▶ Records for the task:
────

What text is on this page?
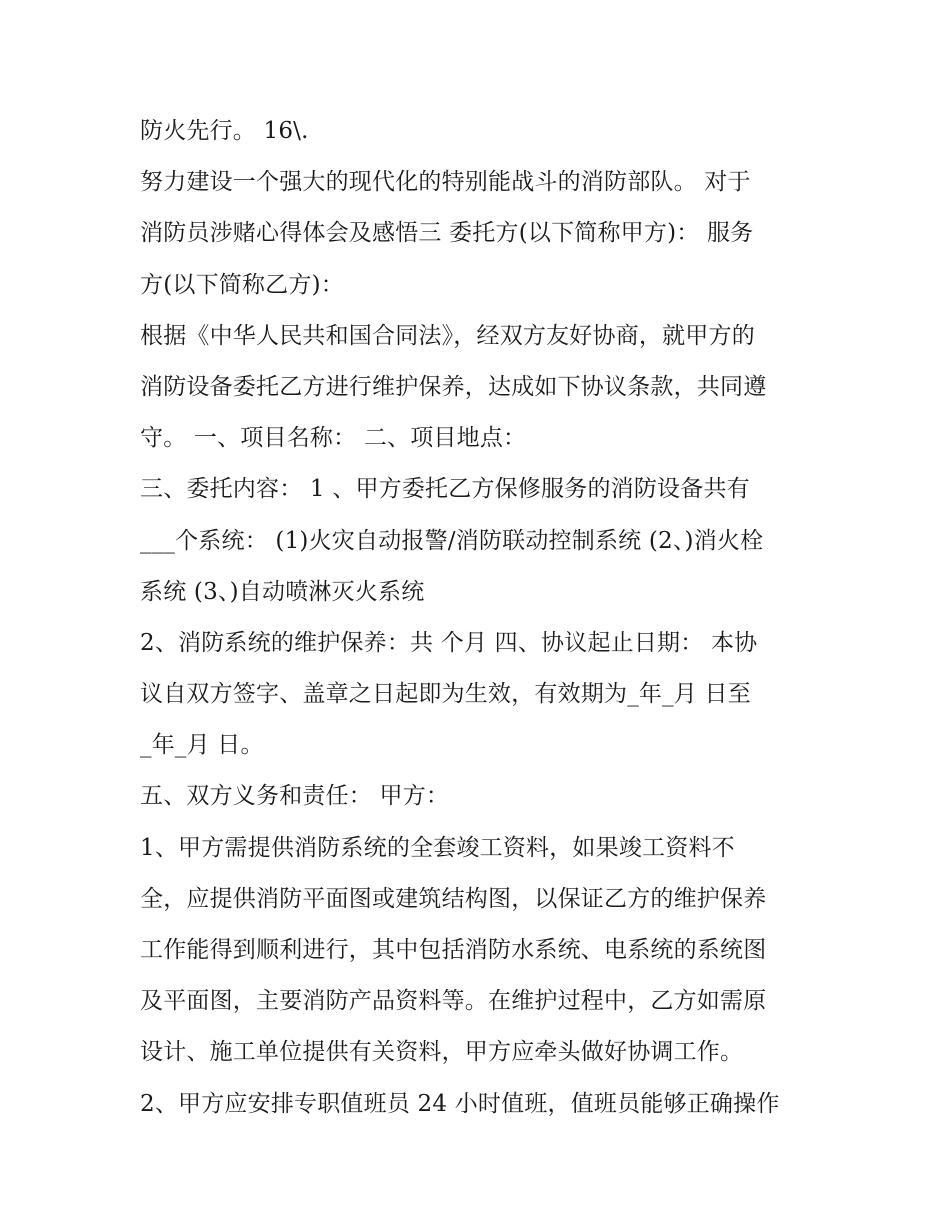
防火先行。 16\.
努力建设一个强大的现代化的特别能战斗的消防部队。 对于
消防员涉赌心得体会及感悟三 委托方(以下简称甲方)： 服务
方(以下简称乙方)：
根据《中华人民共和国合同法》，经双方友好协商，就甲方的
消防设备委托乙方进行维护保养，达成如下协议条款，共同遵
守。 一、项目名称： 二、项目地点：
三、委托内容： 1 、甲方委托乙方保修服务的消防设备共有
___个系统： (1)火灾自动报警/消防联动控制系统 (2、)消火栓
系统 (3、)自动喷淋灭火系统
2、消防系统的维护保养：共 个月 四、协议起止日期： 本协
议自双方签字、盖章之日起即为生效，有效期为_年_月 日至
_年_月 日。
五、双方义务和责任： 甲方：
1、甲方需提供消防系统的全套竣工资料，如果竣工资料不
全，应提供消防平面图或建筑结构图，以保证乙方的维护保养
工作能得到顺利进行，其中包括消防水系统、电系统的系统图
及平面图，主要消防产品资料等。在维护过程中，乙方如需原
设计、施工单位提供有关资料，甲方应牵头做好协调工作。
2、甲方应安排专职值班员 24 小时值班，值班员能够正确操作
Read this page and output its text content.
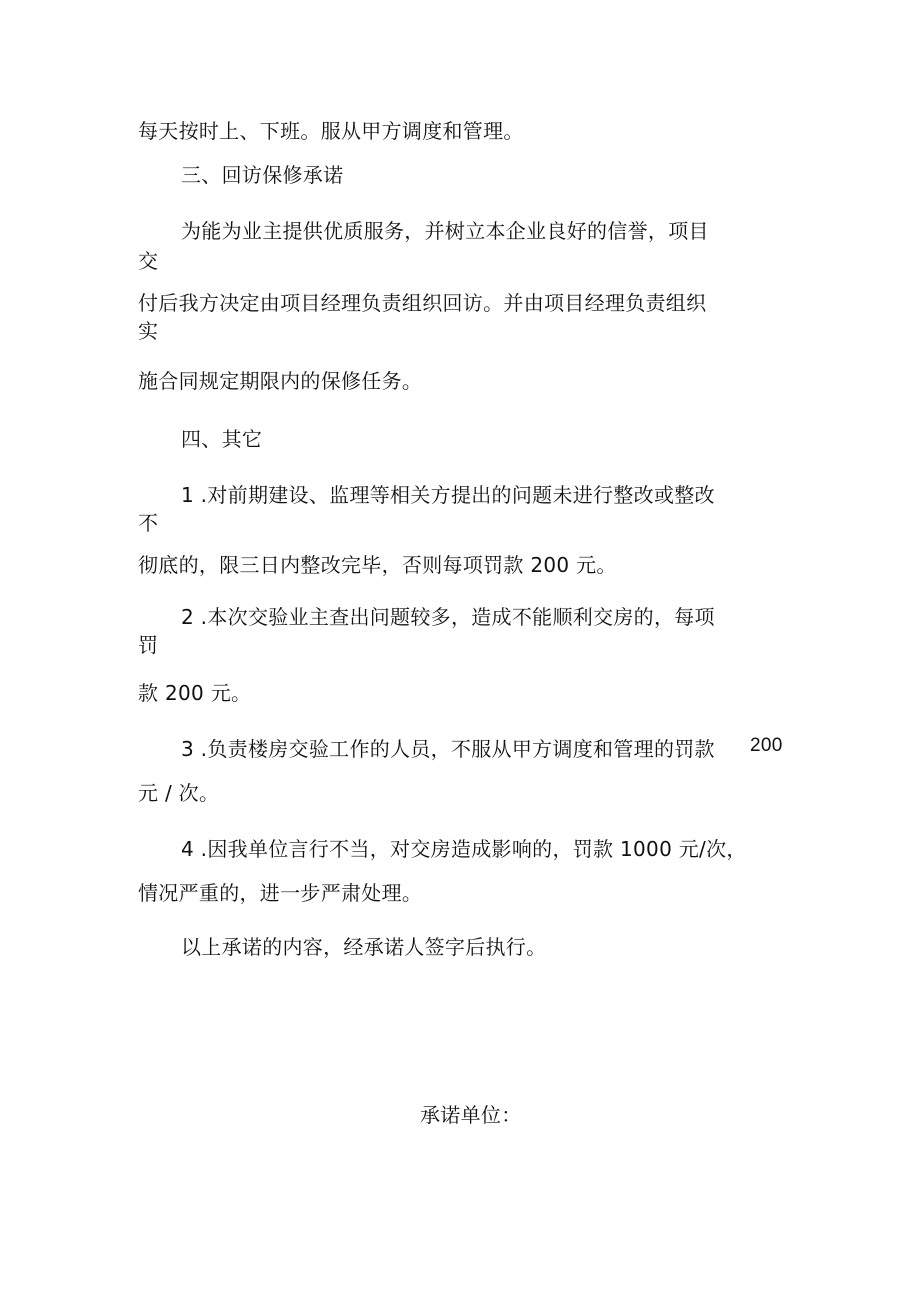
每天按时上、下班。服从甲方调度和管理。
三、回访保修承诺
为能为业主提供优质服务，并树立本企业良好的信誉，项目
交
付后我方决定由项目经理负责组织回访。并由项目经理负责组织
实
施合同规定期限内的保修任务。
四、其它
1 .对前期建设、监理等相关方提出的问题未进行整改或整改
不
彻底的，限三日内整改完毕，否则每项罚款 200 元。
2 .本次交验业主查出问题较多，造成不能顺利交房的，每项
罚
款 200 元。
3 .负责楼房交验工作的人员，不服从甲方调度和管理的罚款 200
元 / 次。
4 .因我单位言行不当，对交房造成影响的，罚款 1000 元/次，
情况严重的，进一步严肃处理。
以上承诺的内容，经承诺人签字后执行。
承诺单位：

────

▶ Task directions: Above are the records; reproduce them exactly and leave out the pictures.

▶ Expected output:
What text is on this page?
防火先行。 16\.
努力建设一个强大的现代化的特别能战斗的消防部队。 对于
消防员涉赌心得体会及感悟三 委托方(以下简称甲方)： 服务
方(以下简称乙方)：
根据《中华人民共和国合同法》，经双方友好协商，就甲方的
消防设备委托乙方进行维护保养，达成如下协议条款，共同遵
守。 一、项目名称： 二、项目地点：
三、委托内容： 1 、甲方委托乙方保修服务的消防设备共有
___个系统： (1)火灾自动报警/消防联动控制系统 (2、)消火栓
系统 (3、)自动喷淋灭火系统
2、消防系统的维护保养：共 个月 四、协议起止日期： 本协
议自双方签字、盖章之日起即为生效，有效期为_年_月 日至
_年_月 日。
五、双方义务和责任： 甲方：
1、甲方需提供消防系统的全套竣工资料，如果竣工资料不
全，应提供消防平面图或建筑结构图，以保证乙方的维护保养
工作能得到顺利进行，其中包括消防水系统、电系统的系统图
及平面图，主要消防产品资料等。在维护过程中，乙方如需原
设计、施工单位提供有关资料，甲方应牵头做好协调工作。
2、甲方应安排专职值班员 24 小时值班，值班员能够正确操作
Read this page and output its text content.
每天按时上、下班。服从甲方调度和管理。
三、回访保修承诺
为能为业主提供优质服务，并树立本企业良好的信誉，项目
交
付后我方决定由项目经理负责组织回访。并由项目经理负责组织
实
施合同规定期限内的保修任务。
四、其它
1 .对前期建设、监理等相关方提出的问题未进行整改或整改
不
彻底的，限三日内整改完毕，否则每项罚款 200 元。
2 .本次交验业主查出问题较多，造成不能顺利交房的，每项
罚
款 200 元。
3 .负责楼房交验工作的人员，不服从甲方调度和管理的罚款 200
元 / 次。
4 .因我单位言行不当，对交房造成影响的，罚款 1000 元/次，
情况严重的，进一步严肃处理。
以上承诺的内容，经承诺人签字后执行。
承诺单位：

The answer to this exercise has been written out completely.